-- Start of Data excerpts --

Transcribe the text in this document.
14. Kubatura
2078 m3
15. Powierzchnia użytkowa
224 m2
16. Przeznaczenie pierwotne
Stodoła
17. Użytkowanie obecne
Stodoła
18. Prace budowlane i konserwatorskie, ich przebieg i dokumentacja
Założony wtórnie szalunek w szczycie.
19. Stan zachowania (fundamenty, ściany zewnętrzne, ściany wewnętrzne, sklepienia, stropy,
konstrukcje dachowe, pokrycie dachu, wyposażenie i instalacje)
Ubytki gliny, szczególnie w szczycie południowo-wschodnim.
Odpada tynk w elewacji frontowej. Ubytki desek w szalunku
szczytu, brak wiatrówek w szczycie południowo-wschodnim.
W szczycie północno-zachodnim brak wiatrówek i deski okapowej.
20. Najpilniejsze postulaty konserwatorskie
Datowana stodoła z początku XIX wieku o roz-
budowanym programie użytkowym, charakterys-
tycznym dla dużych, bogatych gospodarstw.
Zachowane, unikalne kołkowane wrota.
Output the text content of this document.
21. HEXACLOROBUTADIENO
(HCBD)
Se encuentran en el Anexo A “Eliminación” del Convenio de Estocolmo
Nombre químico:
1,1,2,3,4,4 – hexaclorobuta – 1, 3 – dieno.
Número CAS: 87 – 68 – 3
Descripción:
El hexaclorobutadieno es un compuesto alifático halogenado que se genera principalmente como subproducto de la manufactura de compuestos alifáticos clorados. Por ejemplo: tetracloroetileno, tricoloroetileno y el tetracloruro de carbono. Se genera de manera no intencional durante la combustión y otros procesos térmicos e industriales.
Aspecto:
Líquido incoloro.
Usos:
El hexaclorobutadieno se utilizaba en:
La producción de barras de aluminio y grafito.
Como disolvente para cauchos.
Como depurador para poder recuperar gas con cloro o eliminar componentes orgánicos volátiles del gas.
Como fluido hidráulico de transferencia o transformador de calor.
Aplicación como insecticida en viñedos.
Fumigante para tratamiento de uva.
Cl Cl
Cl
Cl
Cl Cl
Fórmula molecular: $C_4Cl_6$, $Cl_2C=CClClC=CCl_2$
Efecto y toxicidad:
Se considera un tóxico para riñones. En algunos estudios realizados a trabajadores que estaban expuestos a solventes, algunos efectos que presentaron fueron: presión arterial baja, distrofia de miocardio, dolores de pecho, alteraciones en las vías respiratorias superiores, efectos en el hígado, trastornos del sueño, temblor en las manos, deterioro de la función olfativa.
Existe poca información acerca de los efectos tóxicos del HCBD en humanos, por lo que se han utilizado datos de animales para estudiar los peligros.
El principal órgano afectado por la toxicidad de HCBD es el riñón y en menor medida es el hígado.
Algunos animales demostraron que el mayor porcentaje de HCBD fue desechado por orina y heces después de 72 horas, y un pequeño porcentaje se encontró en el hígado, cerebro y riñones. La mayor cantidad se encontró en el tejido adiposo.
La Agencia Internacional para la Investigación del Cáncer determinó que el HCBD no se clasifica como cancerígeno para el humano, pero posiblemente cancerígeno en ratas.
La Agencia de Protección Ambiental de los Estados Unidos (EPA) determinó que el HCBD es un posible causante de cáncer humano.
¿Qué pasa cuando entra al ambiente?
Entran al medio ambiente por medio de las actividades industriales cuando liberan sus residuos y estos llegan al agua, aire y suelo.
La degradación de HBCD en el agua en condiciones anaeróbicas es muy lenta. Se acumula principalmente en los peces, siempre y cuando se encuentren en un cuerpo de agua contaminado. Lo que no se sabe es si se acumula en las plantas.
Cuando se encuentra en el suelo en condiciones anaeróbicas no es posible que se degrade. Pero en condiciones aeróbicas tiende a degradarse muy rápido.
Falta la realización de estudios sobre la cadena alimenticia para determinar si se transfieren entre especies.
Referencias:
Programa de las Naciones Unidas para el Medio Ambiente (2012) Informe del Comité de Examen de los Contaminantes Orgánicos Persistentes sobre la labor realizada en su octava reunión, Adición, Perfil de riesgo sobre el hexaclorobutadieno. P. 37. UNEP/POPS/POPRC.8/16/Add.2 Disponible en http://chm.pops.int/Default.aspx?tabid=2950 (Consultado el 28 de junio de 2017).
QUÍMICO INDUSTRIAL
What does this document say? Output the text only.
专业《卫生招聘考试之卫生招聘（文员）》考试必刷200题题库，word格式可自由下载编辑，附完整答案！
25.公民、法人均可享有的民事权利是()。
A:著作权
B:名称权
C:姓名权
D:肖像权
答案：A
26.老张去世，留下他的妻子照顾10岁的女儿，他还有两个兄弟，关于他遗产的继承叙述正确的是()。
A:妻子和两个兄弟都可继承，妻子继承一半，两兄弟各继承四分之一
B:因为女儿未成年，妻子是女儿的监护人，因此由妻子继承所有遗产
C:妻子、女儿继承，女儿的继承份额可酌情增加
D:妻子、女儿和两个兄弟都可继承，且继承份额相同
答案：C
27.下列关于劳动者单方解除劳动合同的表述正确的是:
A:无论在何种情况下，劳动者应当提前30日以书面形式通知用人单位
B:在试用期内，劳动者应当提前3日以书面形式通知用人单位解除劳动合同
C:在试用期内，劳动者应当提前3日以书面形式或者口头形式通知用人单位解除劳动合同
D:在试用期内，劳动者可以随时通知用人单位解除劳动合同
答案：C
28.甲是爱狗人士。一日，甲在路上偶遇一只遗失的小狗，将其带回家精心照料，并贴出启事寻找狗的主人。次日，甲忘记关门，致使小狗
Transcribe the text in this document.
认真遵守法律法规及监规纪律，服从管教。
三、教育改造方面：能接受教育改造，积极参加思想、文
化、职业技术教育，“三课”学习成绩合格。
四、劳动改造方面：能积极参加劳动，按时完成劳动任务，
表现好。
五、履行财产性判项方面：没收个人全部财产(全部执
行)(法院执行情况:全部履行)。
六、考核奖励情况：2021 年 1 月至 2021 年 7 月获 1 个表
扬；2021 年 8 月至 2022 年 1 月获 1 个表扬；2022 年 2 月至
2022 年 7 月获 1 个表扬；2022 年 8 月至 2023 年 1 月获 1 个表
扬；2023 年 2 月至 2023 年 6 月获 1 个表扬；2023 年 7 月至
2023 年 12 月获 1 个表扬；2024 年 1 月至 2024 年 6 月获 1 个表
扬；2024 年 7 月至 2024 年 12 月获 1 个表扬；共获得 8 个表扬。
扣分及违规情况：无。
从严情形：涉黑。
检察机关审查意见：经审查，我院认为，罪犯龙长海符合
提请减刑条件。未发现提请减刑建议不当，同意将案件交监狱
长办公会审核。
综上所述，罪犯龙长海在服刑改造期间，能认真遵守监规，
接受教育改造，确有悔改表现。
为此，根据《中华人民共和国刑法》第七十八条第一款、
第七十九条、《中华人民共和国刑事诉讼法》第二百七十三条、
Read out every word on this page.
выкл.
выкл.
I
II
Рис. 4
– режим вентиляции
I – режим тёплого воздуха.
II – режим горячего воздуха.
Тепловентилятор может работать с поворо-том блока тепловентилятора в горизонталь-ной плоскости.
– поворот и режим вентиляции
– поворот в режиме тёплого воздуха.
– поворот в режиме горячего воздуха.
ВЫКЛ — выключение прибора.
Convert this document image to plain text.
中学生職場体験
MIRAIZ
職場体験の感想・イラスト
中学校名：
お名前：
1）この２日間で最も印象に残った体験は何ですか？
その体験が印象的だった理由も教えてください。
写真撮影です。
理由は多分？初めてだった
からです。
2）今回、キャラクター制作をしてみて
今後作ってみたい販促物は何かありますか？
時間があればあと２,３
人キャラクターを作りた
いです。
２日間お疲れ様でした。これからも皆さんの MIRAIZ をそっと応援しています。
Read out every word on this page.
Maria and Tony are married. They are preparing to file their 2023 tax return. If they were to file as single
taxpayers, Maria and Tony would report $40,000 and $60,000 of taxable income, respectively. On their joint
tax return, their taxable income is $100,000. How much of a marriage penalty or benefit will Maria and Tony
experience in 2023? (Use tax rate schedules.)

-- End of Data excerpts --

Your goal =
Show every line that contains the word "Agencia".

The completed task =
La Agencia Internacional para la Investigación del Cáncer determinó que el HCBD no se clasifica como cancerígeno para el humano, pero posiblemente cancerígeno en ratas.
La Agencia de Protección Ambiental de los Estados Unidos (EPA) determinó que el HCBD es un posible causante de cáncer humano.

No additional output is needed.